Your task:
Pick out every line in the data below that holds "structure".
+===+
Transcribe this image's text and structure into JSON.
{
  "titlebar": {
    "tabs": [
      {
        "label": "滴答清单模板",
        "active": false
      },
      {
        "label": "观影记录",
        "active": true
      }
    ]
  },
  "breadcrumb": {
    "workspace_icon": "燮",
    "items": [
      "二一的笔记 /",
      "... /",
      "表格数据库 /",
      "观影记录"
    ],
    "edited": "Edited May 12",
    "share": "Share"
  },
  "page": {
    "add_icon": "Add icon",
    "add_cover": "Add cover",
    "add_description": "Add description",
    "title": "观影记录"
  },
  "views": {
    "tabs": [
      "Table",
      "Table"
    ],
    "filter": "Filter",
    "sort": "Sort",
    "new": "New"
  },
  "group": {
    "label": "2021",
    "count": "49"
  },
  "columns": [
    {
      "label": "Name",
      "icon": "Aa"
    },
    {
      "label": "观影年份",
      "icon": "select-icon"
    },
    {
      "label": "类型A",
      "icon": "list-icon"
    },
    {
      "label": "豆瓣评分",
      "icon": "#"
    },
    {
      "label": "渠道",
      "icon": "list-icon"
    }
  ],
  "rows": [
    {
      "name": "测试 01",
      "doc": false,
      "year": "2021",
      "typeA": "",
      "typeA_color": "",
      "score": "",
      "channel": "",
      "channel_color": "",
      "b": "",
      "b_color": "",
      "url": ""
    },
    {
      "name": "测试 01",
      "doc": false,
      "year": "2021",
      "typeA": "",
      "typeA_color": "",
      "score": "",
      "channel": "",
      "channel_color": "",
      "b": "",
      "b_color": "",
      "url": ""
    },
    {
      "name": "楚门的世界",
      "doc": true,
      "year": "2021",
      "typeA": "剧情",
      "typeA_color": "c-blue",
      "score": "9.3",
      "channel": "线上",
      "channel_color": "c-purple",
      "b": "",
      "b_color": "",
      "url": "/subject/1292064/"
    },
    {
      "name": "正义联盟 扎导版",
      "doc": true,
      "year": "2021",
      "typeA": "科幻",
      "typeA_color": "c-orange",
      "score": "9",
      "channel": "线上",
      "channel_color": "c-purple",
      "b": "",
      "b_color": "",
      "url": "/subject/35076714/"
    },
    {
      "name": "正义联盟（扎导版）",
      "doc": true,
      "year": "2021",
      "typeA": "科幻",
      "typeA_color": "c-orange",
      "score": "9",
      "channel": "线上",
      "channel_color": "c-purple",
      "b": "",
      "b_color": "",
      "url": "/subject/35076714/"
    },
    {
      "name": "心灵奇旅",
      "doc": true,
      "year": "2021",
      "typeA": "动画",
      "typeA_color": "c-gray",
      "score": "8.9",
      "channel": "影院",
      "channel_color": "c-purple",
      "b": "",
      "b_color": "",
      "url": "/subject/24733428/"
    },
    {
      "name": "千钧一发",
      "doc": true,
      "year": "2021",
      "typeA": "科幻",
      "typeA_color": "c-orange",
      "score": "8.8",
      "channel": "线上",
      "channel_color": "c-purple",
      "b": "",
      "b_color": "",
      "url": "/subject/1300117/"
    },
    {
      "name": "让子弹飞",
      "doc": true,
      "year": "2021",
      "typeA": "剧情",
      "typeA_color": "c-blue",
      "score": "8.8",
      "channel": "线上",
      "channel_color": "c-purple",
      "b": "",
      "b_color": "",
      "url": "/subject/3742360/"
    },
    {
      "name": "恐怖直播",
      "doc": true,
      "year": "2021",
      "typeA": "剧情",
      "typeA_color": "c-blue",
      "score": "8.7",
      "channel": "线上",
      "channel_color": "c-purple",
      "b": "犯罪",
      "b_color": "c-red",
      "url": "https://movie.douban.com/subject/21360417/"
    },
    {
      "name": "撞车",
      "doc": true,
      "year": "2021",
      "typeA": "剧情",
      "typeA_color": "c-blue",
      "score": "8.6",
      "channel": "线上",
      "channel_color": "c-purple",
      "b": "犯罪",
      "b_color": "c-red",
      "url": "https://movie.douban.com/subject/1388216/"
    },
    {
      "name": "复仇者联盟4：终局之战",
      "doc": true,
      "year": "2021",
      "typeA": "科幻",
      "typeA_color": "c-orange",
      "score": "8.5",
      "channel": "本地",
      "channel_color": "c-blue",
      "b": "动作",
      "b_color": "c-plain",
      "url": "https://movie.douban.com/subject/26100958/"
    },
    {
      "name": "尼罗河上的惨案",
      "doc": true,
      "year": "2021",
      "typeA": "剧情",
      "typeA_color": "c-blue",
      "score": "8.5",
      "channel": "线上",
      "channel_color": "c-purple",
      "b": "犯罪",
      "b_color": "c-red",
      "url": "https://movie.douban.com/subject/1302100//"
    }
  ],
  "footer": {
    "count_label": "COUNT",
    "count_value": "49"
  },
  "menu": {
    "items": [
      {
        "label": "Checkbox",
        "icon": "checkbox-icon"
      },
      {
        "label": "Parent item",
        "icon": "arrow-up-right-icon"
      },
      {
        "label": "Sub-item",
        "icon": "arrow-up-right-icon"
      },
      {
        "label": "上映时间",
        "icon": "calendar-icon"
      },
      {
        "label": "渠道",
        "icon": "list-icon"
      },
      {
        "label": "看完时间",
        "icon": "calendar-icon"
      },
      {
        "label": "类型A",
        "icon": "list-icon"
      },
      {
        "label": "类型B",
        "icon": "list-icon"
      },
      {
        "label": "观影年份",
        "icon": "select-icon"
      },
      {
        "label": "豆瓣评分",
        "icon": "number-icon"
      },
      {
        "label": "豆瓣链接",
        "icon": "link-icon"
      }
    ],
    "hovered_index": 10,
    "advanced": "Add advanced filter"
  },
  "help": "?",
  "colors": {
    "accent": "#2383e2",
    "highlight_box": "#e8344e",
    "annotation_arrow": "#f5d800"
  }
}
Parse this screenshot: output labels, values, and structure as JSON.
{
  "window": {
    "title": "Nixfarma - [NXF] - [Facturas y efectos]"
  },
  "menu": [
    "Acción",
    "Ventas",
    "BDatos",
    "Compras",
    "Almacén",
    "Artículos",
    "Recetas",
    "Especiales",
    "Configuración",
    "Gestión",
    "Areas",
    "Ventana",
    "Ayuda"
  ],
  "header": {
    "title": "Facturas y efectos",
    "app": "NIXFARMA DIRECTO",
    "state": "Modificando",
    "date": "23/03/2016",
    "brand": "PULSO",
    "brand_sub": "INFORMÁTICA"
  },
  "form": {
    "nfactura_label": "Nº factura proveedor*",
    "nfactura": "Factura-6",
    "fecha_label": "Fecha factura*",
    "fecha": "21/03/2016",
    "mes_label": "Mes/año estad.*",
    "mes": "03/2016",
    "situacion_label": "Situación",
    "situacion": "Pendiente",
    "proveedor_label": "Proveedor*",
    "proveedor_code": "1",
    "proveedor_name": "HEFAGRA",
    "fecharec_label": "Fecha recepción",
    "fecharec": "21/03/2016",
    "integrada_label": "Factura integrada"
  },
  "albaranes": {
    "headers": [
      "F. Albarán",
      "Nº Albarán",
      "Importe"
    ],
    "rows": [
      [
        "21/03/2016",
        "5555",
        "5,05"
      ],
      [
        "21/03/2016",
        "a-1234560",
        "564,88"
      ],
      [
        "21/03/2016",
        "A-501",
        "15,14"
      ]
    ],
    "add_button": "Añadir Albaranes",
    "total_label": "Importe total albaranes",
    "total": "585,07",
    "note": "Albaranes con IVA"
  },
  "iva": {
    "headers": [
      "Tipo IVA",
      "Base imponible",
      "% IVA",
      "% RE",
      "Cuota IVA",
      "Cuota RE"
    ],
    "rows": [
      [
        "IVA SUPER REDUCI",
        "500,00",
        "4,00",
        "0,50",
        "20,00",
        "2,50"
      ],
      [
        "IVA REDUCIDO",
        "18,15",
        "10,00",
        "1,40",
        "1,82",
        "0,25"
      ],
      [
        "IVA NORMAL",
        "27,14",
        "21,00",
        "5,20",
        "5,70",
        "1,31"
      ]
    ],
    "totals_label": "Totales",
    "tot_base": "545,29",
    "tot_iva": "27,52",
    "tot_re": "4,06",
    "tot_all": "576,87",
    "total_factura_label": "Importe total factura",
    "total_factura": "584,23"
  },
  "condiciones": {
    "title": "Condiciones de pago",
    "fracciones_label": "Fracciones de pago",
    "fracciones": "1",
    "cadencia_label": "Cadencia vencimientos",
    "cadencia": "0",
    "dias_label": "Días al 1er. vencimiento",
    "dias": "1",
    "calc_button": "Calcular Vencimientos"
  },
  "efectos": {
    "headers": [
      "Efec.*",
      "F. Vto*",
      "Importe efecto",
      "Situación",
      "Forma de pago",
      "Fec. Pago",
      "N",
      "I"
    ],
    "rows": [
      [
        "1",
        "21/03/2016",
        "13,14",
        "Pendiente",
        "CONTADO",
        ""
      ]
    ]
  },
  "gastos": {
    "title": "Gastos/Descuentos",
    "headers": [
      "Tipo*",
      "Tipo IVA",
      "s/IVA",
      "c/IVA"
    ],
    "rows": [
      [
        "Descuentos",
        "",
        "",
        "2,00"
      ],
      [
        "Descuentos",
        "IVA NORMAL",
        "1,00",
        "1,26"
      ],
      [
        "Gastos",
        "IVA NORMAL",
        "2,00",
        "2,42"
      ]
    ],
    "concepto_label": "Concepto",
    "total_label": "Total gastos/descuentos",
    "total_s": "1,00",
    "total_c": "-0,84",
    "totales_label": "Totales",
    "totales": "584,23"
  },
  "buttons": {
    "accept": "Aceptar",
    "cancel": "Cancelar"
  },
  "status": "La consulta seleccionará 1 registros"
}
+===+
Answer to the exercise:
Transcribe this image's text and structure into JSON.
Parse this screenshot: output labels, values, and structure as JSON.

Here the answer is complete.